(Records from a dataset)
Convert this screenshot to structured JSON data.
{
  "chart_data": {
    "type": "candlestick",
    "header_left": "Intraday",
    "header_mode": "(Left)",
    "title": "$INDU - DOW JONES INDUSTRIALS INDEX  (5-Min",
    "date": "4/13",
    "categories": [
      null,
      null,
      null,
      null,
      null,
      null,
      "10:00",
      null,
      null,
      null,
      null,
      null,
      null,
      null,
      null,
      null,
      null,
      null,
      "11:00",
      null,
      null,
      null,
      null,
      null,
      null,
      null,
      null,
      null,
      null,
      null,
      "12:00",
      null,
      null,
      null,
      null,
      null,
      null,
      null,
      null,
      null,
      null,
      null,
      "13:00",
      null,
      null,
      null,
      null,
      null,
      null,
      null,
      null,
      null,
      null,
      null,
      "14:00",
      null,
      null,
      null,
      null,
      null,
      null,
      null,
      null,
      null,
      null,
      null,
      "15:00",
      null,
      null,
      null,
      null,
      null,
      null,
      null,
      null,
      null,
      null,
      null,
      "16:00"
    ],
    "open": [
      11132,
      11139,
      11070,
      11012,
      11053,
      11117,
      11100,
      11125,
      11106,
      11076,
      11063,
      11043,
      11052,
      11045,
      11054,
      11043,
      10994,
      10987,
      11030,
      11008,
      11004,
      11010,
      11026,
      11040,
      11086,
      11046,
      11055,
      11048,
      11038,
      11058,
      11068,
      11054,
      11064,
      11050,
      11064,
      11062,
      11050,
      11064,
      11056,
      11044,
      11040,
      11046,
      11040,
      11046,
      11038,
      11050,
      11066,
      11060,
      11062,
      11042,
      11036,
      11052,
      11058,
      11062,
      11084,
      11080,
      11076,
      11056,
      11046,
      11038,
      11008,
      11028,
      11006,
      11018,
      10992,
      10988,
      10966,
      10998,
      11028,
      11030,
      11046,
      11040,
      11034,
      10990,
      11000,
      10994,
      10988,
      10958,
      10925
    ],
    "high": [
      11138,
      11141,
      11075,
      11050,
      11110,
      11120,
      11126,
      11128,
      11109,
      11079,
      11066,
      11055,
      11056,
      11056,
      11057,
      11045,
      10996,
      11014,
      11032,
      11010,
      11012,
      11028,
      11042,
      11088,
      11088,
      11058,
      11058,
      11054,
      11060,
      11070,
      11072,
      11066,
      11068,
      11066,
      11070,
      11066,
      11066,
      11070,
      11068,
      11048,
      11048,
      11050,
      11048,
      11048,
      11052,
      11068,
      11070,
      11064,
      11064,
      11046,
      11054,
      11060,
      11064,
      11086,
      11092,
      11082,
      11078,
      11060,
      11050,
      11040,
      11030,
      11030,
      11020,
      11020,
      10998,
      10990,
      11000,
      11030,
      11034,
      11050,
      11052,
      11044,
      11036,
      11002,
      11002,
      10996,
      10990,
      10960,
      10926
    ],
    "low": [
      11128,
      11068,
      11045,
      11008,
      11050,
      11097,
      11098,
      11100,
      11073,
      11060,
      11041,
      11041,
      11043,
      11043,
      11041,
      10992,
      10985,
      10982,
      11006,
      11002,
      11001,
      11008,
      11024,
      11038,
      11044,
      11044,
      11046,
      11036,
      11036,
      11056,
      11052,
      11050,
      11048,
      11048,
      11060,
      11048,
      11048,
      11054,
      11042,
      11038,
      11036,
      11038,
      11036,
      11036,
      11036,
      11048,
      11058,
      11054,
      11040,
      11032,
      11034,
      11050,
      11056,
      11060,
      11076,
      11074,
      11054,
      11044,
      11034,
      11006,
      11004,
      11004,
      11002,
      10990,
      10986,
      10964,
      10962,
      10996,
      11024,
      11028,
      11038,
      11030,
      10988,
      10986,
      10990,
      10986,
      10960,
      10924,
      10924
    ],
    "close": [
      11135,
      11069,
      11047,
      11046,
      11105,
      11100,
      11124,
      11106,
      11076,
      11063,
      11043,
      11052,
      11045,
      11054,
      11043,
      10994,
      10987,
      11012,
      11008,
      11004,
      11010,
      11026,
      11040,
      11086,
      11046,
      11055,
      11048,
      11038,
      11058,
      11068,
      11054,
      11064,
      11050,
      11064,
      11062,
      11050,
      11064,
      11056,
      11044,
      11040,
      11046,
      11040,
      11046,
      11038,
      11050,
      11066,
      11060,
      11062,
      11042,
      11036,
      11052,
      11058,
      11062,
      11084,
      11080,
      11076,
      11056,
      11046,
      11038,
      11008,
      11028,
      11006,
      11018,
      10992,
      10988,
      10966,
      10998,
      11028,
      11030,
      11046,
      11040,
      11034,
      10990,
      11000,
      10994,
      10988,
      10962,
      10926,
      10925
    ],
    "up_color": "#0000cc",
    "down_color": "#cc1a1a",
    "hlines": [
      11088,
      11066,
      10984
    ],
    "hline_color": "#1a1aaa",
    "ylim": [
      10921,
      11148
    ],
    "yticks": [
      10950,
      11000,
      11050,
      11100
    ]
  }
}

◆ **GIVEN TASK**: Nothing in the listing may be changed; retype it all exactly.

◆ **RESPONSE TO THE EXERCISE**:
Convert this screenshot to structured JSON data.
{
  "chart_data": {
    "type": "candlestick",
    "header_left": "Intraday",
    "header_mode": "(Left)",
    "title": "$INDU - DOW JONES INDUSTRIALS INDEX  (5-Min",
    "date": "4/13",
    "categories": [
      null,
      null,
      null,
      null,
      null,
      null,
      "10:00",
      null,
      null,
      null,
      null,
      null,
      null,
      null,
      null,
      null,
      null,
      null,
      "11:00",
      null,
      null,
      null,
      null,
      null,
      null,
      null,
      null,
      null,
      null,
      null,
      "12:00",
      null,
      null,
      null,
      null,
      null,
      null,
      null,
      null,
      null,
      null,
      null,
      "13:00",
      null,
      null,
      null,
      null,
      null,
      null,
      null,
      null,
      null,
      null,
      null,
      "14:00",
      null,
      null,
      null,
      null,
      null,
      null,
      null,
      null,
      null,
      null,
      null,
      "15:00",
      null,
      null,
      null,
      null,
      null,
      null,
      null,
      null,
      null,
      null,
      null,
      "16:00"
    ],
    "open": [
      11132,
      11139,
      11070,
      11012,
      11053,
      11117,
      11100,
      11125,
      11106,
      11076,
      11063,
      11043,
      11052,
      11045,
      11054,
      11043,
      10994,
      10987,
      11030,
      11008,
      11004,
      11010,
      11026,
      11040,
      11086,
      11046,
      11055,
      11048,
      11038,
      11058,
      11068,
      11054,
      11064,
      11050,
      11064,
      11062,
      11050,
      11064,
      11056,
      11044,
      11040,
      11046,
      11040,
      11046,
      11038,
      11050,
      11066,
      11060,
      11062,
      11042,
      11036,
      11052,
      11058,
      11062,
      11084,
      11080,
      11076,
      11056,
      11046,
      11038,
      11008,
      11028,
      11006,
      11018,
      10992,
      10988,
      10966,
      10998,
      11028,
      11030,
      11046,
      11040,
      11034,
      10990,
      11000,
      10994,
      10988,
      10958,
      10925
    ],
    "high": [
      11138,
      11141,
      11075,
      11050,
      11110,
      11120,
      11126,
      11128,
      11109,
      11079,
      11066,
      11055,
      11056,
      11056,
      11057,
      11045,
      10996,
      11014,
      11032,
      11010,
      11012,
      11028,
      11042,
      11088,
      11088,
      11058,
      11058,
      11054,
      11060,
      11070,
      11072,
      11066,
      11068,
      11066,
      11070,
      11066,
      11066,
      11070,
      11068,
      11048,
      11048,
      11050,
      11048,
      11048,
      11052,
      11068,
      11070,
      11064,
      11064,
      11046,
      11054,
      11060,
      11064,
      11086,
      11092,
      11082,
      11078,
      11060,
      11050,
      11040,
      11030,
      11030,
      11020,
      11020,
      10998,
      10990,
      11000,
      11030,
      11034,
      11050,
      11052,
      11044,
      11036,
      11002,
      11002,
      10996,
      10990,
      10960,
      10926
    ],
    "low": [
      11128,
      11068,
      11045,
      11008,
      11050,
      11097,
      11098,
      11100,
      11073,
      11060,
      11041,
      11041,
      11043,
      11043,
      11041,
      10992,
      10985,
      10982,
      11006,
      11002,
      11001,
      11008,
      11024,
      11038,
      11044,
      11044,
      11046,
      11036,
      11036,
      11056,
      11052,
      11050,
      11048,
      11048,
      11060,
      11048,
      11048,
      11054,
      11042,
      11038,
      11036,
      11038,
      11036,
      11036,
      11036,
      11048,
      11058,
      11054,
      11040,
      11032,
      11034,
      11050,
      11056,
      11060,
      11076,
      11074,
      11054,
      11044,
      11034,
      11006,
      11004,
      11004,
      11002,
      10990,
      10986,
      10964,
      10962,
      10996,
      11024,
      11028,
      11038,
      11030,
      10988,
      10986,
      10990,
      10986,
      10960,
      10924,
      10924
    ],
    "close": [
      11135,
      11069,
      11047,
      11046,
      11105,
      11100,
      11124,
      11106,
      11076,
      11063,
      11043,
      11052,
      11045,
      11054,
      11043,
      10994,
      10987,
      11012,
      11008,
      11004,
      11010,
      11026,
      11040,
      11086,
      11046,
      11055,
      11048,
      11038,
      11058,
      11068,
      11054,
      11064,
      11050,
      11064,
      11062,
      11050,
      11064,
      11056,
      11044,
      11040,
      11046,
      11040,
      11046,
      11038,
      11050,
      11066,
      11060,
      11062,
      11042,
      11036,
      11052,
      11058,
      11062,
      11084,
      11080,
      11076,
      11056,
      11046,
      11038,
      11008,
      11028,
      11006,
      11018,
      10992,
      10988,
      10966,
      10998,
      11028,
      11030,
      11046,
      11040,
      11034,
      10990,
      11000,
      10994,
      10988,
      10962,
      10926,
      10925
    ],
    "up_color": "#0000cc",
    "down_color": "#cc1a1a",
    "hlines": [
      11088,
      11066,
      10984
    ],
    "hline_color": "#1a1aaa",
    "ylim": [
      10921,
      11148
    ],
    "yticks": [
      10950,
      11000,
      11050,
      11100
    ]
  }
}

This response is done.